## SET PROBLEM
Say how many lines include the word "Time". Reply with nothing but the number.
--- START SUPPLIED MATERIAL ---
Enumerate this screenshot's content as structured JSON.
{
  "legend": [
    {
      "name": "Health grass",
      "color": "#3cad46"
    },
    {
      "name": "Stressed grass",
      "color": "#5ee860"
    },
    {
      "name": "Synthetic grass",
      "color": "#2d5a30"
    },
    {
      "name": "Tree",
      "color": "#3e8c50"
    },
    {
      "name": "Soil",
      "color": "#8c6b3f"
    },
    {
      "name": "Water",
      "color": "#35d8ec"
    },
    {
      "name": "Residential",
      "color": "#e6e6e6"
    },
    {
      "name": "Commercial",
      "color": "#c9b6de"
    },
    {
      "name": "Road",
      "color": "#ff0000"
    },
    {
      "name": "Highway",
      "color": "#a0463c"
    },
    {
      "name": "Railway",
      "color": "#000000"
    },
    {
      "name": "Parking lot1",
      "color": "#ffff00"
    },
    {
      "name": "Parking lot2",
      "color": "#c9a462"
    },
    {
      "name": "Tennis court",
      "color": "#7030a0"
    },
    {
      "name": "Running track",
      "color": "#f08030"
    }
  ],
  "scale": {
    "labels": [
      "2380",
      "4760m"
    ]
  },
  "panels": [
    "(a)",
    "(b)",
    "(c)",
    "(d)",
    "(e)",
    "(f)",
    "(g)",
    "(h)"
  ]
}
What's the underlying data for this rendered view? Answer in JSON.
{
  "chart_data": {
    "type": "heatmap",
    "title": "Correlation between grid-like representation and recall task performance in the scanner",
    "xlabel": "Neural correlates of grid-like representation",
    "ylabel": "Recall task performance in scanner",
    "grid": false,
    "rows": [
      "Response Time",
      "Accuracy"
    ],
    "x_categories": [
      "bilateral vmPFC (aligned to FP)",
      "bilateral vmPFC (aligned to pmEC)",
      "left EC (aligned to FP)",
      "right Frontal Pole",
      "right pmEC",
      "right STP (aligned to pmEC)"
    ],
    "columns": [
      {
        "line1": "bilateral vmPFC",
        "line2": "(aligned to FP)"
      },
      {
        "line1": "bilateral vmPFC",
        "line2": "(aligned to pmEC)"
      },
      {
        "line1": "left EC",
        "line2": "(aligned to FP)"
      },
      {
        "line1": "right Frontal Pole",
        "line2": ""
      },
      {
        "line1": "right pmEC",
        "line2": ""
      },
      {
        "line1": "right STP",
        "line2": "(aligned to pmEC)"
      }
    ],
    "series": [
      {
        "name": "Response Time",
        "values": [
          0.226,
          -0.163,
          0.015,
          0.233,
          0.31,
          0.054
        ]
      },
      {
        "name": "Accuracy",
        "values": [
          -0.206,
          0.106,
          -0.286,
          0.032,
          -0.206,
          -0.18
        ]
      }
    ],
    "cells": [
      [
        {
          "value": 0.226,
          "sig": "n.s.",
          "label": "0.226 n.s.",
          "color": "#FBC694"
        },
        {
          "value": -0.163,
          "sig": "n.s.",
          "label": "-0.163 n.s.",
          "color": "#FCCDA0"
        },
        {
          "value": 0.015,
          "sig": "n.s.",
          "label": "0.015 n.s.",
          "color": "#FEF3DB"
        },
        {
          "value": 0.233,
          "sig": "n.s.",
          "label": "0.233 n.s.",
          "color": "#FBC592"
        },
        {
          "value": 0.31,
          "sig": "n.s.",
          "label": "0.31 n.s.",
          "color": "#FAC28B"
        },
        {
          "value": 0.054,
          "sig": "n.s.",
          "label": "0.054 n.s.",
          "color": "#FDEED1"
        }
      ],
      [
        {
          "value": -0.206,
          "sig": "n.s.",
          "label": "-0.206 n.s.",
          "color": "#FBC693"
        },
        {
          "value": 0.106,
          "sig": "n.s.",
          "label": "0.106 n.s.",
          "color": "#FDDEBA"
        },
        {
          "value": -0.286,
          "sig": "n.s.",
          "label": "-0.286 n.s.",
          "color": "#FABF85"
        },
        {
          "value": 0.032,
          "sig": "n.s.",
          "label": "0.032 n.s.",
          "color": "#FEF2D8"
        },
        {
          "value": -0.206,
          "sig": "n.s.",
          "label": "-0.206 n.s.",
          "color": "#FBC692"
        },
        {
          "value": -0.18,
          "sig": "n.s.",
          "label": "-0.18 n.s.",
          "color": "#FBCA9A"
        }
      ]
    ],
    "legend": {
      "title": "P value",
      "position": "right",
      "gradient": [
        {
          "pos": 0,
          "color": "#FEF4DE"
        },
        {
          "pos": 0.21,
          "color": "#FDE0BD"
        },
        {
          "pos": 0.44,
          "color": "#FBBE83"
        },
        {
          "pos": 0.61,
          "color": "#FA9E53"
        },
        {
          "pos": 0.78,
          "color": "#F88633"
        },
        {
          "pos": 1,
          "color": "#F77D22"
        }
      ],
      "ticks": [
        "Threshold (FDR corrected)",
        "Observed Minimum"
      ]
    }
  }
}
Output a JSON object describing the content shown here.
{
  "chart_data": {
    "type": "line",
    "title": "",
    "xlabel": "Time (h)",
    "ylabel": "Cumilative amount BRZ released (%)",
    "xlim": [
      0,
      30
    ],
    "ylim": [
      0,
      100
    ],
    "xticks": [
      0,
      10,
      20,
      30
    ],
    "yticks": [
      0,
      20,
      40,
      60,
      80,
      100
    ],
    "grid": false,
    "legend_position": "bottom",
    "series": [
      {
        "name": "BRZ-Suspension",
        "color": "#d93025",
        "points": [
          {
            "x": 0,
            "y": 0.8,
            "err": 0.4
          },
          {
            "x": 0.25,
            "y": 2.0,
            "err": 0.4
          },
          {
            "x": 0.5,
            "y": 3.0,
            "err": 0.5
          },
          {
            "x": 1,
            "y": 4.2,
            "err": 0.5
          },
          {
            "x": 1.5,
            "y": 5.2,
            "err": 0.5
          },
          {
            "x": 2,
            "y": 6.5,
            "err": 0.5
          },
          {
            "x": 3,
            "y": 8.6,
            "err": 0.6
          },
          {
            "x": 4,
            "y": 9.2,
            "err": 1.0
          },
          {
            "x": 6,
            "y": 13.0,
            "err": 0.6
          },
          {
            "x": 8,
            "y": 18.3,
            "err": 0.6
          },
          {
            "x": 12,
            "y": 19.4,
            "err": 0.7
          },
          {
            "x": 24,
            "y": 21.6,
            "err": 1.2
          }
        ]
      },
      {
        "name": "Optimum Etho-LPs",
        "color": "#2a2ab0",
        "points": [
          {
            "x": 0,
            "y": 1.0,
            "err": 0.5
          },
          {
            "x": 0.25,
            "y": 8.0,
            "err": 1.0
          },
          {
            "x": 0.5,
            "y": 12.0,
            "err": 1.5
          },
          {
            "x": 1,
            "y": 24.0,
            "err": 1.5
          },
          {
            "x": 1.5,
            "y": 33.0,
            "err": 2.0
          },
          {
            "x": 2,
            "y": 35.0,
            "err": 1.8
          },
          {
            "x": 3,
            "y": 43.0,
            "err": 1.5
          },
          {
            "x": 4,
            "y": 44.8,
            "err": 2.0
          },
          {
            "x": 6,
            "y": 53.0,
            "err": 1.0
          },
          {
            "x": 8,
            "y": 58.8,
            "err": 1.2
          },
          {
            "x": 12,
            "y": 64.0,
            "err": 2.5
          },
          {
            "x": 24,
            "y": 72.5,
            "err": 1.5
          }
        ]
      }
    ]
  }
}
--- END SUPPLIED MATERIAL ---
## SOLUTION TO THE PROBLEM
3